[Recorded data]
******
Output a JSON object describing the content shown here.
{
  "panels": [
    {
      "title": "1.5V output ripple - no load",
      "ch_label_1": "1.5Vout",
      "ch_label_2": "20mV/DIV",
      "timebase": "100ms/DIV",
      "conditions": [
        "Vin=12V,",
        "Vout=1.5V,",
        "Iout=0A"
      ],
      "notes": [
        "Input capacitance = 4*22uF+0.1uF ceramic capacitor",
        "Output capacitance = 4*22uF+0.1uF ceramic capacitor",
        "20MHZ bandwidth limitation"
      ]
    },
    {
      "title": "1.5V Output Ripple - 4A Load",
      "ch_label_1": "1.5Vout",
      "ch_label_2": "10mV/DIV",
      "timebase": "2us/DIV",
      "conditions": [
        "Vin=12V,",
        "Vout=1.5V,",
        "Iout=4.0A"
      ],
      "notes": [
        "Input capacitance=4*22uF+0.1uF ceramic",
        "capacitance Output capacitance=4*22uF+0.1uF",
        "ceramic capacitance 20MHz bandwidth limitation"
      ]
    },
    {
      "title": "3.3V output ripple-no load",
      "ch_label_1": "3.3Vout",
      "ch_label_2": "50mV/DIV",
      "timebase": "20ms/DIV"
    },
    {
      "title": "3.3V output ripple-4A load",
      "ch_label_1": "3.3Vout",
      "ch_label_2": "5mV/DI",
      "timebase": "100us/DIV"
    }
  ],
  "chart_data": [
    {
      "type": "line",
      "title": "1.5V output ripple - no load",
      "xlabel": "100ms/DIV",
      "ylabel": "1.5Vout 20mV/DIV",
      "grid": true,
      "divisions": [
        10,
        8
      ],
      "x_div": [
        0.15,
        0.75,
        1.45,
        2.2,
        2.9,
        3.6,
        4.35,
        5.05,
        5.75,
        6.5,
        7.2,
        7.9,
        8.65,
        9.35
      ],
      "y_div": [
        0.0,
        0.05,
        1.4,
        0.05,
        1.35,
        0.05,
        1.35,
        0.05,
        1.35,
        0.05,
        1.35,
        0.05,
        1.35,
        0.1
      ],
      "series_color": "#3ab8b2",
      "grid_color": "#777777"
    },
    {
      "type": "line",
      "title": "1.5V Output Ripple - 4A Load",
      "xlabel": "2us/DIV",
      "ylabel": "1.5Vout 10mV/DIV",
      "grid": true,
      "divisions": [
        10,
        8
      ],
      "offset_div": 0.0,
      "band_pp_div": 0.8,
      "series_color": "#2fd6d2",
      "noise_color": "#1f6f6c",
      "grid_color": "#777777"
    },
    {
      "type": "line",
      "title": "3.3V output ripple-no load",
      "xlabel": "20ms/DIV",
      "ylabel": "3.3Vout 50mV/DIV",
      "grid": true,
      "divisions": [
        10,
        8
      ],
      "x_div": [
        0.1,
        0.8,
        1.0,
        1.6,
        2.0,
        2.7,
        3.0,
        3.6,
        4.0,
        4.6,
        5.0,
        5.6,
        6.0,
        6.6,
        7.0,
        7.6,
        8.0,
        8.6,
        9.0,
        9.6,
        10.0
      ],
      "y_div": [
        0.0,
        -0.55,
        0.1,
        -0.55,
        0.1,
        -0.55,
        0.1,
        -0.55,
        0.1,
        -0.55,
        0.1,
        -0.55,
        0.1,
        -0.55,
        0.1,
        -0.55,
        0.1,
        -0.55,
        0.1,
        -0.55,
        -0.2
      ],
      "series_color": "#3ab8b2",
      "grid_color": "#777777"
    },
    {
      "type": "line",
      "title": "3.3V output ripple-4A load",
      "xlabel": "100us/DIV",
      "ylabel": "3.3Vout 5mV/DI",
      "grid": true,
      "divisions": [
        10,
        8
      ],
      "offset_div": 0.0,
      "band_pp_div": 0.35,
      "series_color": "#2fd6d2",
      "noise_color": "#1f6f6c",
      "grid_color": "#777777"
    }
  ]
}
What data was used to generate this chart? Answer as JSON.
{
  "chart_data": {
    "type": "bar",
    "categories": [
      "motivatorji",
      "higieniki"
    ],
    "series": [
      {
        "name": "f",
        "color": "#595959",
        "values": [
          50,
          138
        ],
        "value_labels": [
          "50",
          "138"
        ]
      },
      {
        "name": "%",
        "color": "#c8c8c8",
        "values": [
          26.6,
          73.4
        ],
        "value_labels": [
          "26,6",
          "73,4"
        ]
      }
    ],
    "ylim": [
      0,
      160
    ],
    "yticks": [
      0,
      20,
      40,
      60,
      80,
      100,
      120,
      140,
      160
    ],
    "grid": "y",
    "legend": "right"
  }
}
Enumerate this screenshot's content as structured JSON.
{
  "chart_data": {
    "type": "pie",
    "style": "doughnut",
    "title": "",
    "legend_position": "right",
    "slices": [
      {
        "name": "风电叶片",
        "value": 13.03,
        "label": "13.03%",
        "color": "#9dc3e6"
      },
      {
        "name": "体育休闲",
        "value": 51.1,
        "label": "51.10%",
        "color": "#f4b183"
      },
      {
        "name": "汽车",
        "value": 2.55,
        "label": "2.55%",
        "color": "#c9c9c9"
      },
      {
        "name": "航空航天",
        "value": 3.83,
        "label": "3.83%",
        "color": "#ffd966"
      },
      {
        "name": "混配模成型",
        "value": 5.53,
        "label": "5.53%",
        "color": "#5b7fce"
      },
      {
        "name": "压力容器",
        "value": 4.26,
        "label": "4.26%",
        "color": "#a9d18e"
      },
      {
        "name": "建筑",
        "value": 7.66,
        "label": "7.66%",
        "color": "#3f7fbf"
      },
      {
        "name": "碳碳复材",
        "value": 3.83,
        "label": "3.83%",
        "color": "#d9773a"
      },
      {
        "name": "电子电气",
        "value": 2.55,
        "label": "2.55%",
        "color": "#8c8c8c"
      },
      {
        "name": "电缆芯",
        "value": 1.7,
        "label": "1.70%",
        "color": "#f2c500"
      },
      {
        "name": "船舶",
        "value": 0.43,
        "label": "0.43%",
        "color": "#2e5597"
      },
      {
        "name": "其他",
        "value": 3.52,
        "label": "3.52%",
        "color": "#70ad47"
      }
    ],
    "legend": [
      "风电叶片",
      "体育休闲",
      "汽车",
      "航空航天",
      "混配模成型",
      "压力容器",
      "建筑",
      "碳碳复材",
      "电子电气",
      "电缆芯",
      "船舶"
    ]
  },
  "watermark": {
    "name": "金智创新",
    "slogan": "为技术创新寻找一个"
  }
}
******
Request
Extract the complete data, matching each line exactly.

Answer for the task
Output a JSON object describing the content shown here.
{
  "panels": [
    {
      "title": "1.5V output ripple - no load",
      "ch_label_1": "1.5Vout",
      "ch_label_2": "20mV/DIV",
      "timebase": "100ms/DIV",
      "conditions": [
        "Vin=12V,",
        "Vout=1.5V,",
        "Iout=0A"
      ],
      "notes": [
        "Input capacitance = 4*22uF+0.1uF ceramic capacitor",
        "Output capacitance = 4*22uF+0.1uF ceramic capacitor",
        "20MHZ bandwidth limitation"
      ]
    },
    {
      "title": "1.5V Output Ripple - 4A Load",
      "ch_label_1": "1.5Vout",
      "ch_label_2": "10mV/DIV",
      "timebase": "2us/DIV",
      "conditions": [
        "Vin=12V,",
        "Vout=1.5V,",
        "Iout=4.0A"
      ],
      "notes": [
        "Input capacitance=4*22uF+0.1uF ceramic",
        "capacitance Output capacitance=4*22uF+0.1uF",
        "ceramic capacitance 20MHz bandwidth limitation"
      ]
    },
    {
      "title": "3.3V output ripple-no load",
      "ch_label_1": "3.3Vout",
      "ch_label_2": "50mV/DIV",
      "timebase": "20ms/DIV"
    },
    {
      "title": "3.3V output ripple-4A load",
      "ch_label_1": "3.3Vout",
      "ch_label_2": "5mV/DI",
      "timebase": "100us/DIV"
    }
  ],
  "chart_data": [
    {
      "type": "line",
      "title": "1.5V output ripple - no load",
      "xlabel": "100ms/DIV",
      "ylabel": "1.5Vout 20mV/DIV",
      "grid": true,
      "divisions": [
        10,
        8
      ],
      "x_div": [
        0.15,
        0.75,
        1.45,
        2.2,
        2.9,
        3.6,
        4.35,
        5.05,
        5.75,
        6.5,
        7.2,
        7.9,
        8.65,
        9.35
      ],
      "y_div": [
        0.0,
        0.05,
        1.4,
        0.05,
        1.35,
        0.05,
        1.35,
        0.05,
        1.35,
        0.05,
        1.35,
        0.05,
        1.35,
        0.1
      ],
      "series_color": "#3ab8b2",
      "grid_color": "#777777"
    },
    {
      "type": "line",
      "title": "1.5V Output Ripple - 4A Load",
      "xlabel": "2us/DIV",
      "ylabel": "1.5Vout 10mV/DIV",
      "grid": true,
      "divisions": [
        10,
        8
      ],
      "offset_div": 0.0,
      "band_pp_div": 0.8,
      "series_color": "#2fd6d2",
      "noise_color": "#1f6f6c",
      "grid_color": "#777777"
    },
    {
      "type": "line",
      "title": "3.3V output ripple-no load",
      "xlabel": "20ms/DIV",
      "ylabel": "3.3Vout 50mV/DIV",
      "grid": true,
      "divisions": [
        10,
        8
      ],
      "x_div": [
        0.1,
        0.8,
        1.0,
        1.6,
        2.0,
        2.7,
        3.0,
        3.6,
        4.0,
        4.6,
        5.0,
        5.6,
        6.0,
        6.6,
        7.0,
        7.6,
        8.0,
        8.6,
        9.0,
        9.6,
        10.0
      ],
      "y_div": [
        0.0,
        -0.55,
        0.1,
        -0.55,
        0.1,
        -0.55,
        0.1,
        -0.55,
        0.1,
        -0.55,
        0.1,
        -0.55,
        0.1,
        -0.55,
        0.1,
        -0.55,
        0.1,
        -0.55,
        0.1,
        -0.55,
        -0.2
      ],
      "series_color": "#3ab8b2",
      "grid_color": "#777777"
    },
    {
      "type": "line",
      "title": "3.3V output ripple-4A load",
      "xlabel": "100us/DIV",
      "ylabel": "3.3Vout 5mV/DI",
      "grid": true,
      "divisions": [
        10,
        8
      ],
      "offset_div": 0.0,
      "band_pp_div": 0.35,
      "series_color": "#2fd6d2",
      "noise_color": "#1f6f6c",
      "grid_color": "#777777"
    }
  ]
}
What data was used to generate this chart? Answer as JSON.
{
  "chart_data": {
    "type": "bar",
    "categories": [
      "motivatorji",
      "higieniki"
    ],
    "series": [
      {
        "name": "f",
        "color": "#595959",
        "values": [
          50,
          138
        ],
        "value_labels": [
          "50",
          "138"
        ]
      },
      {
        "name": "%",
        "color": "#c8c8c8",
        "values": [
          26.6,
          73.4
        ],
        "value_labels": [
          "26,6",
          "73,4"
        ]
      }
    ],
    "ylim": [
      0,
      160
    ],
    "yticks": [
      0,
      20,
      40,
      60,
      80,
      100,
      120,
      140,
      160
    ],
    "grid": "y",
    "legend": "right"
  }
}
Enumerate this screenshot's content as structured JSON.
{
  "chart_data": {
    "type": "pie",
    "style": "doughnut",
    "title": "",
    "legend_position": "right",
    "slices": [
      {
        "name": "风电叶片",
        "value": 13.03,
        "label": "13.03%",
        "color": "#9dc3e6"
      },
      {
        "name": "体育休闲",
        "value": 51.1,
        "label": "51.10%",
        "color": "#f4b183"
      },
      {
        "name": "汽车",
        "value": 2.55,
        "label": "2.55%",
        "color": "#c9c9c9"
      },
      {
        "name": "航空航天",
        "value": 3.83,
        "label": "3.83%",
        "color": "#ffd966"
      },
      {
        "name": "混配模成型",
        "value": 5.53,
        "label": "5.53%",
        "color": "#5b7fce"
      },
      {
        "name": "压力容器",
        "value": 4.26,
        "label": "4.26%",
        "color": "#a9d18e"
      },
      {
        "name": "建筑",
        "value": 7.66,
        "label": "7.66%",
        "color": "#3f7fbf"
      },
      {
        "name": "碳碳复材",
        "value": 3.83,
        "label": "3.83%",
        "color": "#d9773a"
      },
      {
        "name": "电子电气",
        "value": 2.55,
        "label": "2.55%",
        "color": "#8c8c8c"
      },
      {
        "name": "电缆芯",
        "value": 1.7,
        "label": "1.70%",
        "color": "#f2c500"
      },
      {
        "name": "船舶",
        "value": 0.43,
        "label": "0.43%",
        "color": "#2e5597"
      },
      {
        "name": "其他",
        "value": 3.52,
        "label": "3.52%",
        "color": "#70ad47"
      }
    ],
    "legend": [
      "风电叶片",
      "体育休闲",
      "汽车",
      "航空航天",
      "混配模成型",
      "压力容器",
      "建筑",
      "碳碳复材",
      "电子电气",
      "电缆芯",
      "船舶"
    ]
  },
  "watermark": {
    "name": "金智创新",
    "slogan": "为技术创新寻找一个"
  }
}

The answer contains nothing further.